Supplied entries:

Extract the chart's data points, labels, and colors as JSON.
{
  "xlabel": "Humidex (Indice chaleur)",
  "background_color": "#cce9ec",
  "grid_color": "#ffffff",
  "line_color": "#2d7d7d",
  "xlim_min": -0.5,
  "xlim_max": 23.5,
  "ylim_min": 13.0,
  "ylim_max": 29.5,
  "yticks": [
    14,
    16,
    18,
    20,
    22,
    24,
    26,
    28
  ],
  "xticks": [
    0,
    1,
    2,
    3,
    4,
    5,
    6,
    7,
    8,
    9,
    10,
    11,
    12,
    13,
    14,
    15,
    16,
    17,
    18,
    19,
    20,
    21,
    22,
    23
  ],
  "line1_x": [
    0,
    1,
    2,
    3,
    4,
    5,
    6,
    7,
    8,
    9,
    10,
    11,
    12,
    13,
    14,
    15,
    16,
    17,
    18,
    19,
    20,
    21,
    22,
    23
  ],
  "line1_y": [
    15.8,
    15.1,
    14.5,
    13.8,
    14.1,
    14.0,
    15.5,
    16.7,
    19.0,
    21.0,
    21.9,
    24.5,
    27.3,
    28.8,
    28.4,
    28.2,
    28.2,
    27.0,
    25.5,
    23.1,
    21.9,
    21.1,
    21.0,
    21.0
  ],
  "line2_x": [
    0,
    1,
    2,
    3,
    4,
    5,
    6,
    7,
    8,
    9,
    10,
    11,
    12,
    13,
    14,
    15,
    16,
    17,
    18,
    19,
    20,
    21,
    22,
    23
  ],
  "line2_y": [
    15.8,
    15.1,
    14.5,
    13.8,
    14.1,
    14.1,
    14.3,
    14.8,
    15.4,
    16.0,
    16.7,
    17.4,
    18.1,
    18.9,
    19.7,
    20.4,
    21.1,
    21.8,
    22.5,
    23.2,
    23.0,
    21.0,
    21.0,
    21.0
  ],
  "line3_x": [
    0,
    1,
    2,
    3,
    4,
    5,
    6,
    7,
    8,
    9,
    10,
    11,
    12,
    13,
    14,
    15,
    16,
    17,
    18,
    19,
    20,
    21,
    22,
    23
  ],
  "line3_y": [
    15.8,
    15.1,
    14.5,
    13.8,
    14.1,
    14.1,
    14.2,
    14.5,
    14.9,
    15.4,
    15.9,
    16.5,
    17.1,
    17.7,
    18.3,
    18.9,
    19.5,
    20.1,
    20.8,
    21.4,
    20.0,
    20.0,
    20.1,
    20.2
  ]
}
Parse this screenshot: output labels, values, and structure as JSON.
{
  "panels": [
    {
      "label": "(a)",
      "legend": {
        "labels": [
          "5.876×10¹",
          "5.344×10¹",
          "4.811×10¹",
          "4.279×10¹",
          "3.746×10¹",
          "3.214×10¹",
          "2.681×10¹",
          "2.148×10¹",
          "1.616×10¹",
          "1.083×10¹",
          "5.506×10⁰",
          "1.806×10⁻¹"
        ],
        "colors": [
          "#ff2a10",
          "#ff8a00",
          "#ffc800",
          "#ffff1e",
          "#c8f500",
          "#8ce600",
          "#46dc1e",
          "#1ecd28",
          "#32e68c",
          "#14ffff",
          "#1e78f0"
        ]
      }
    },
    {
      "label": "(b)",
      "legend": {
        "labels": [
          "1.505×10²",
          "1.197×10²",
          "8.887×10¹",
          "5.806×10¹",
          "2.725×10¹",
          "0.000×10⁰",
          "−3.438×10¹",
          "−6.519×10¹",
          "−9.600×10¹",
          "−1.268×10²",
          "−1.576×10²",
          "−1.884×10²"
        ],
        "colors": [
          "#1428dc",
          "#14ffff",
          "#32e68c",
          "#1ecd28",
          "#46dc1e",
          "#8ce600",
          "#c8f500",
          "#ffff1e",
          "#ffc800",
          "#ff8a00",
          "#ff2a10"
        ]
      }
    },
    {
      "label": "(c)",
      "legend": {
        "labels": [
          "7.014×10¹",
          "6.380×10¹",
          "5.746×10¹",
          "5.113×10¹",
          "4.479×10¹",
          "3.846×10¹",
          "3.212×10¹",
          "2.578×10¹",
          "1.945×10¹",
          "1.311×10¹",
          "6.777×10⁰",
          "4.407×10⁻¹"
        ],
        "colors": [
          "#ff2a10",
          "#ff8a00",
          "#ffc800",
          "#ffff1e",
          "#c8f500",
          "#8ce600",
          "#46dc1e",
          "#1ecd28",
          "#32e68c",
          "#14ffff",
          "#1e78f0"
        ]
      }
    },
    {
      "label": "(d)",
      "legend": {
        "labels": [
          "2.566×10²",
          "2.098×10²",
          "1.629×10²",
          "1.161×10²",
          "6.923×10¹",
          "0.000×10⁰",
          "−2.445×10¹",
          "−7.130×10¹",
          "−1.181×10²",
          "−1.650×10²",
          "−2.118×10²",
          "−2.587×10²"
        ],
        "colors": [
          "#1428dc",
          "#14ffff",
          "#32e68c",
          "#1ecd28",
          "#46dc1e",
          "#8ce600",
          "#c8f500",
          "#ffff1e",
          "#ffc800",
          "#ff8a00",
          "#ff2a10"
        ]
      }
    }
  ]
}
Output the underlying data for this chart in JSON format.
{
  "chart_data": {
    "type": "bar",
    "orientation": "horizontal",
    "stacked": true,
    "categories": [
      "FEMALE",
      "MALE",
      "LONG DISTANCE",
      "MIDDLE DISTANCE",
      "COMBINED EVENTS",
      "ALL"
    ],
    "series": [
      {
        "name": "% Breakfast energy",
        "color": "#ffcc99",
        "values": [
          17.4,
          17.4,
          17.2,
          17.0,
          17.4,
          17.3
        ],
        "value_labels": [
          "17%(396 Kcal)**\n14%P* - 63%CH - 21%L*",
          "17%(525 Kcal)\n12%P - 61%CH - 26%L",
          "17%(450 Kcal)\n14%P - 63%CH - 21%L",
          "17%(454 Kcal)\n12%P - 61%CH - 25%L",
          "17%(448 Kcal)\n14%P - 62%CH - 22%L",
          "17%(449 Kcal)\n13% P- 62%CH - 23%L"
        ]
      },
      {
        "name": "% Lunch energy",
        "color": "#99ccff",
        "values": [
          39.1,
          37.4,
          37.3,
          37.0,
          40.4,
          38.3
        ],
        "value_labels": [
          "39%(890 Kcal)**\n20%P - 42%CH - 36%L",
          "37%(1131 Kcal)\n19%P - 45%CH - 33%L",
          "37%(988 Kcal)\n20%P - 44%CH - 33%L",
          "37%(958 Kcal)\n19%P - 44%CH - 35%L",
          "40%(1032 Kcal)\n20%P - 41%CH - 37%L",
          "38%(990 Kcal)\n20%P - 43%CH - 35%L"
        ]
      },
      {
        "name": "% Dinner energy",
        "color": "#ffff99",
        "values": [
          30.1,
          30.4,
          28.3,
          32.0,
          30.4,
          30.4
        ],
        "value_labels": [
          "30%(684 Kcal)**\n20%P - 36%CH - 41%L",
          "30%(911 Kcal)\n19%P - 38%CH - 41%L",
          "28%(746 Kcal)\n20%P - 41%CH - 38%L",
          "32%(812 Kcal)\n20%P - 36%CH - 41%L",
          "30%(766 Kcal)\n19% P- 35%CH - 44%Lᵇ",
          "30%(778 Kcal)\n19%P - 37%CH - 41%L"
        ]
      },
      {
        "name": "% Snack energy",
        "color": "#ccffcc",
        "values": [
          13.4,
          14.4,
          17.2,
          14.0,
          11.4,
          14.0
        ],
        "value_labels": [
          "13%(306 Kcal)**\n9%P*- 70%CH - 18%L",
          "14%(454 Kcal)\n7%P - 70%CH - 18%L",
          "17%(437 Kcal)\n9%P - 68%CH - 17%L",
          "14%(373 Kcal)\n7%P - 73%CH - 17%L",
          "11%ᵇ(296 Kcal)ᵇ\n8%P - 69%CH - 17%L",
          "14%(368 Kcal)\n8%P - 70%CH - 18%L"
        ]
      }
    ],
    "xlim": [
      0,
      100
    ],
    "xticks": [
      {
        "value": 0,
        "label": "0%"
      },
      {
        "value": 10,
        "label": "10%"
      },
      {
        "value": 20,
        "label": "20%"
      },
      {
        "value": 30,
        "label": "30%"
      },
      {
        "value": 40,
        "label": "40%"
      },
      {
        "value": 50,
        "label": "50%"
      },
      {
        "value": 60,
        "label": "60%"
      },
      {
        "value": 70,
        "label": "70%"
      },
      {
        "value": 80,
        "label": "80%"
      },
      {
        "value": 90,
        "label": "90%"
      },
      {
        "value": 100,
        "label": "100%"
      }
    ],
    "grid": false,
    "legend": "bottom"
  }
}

Task to carry out: Pick each line holding the word "name" out of the data and copy it.

Answer to the problem:
        "name": "% Breakfast energy",
        "name": "% Lunch energy",
        "name": "% Dinner energy",
        "name": "% Snack energy",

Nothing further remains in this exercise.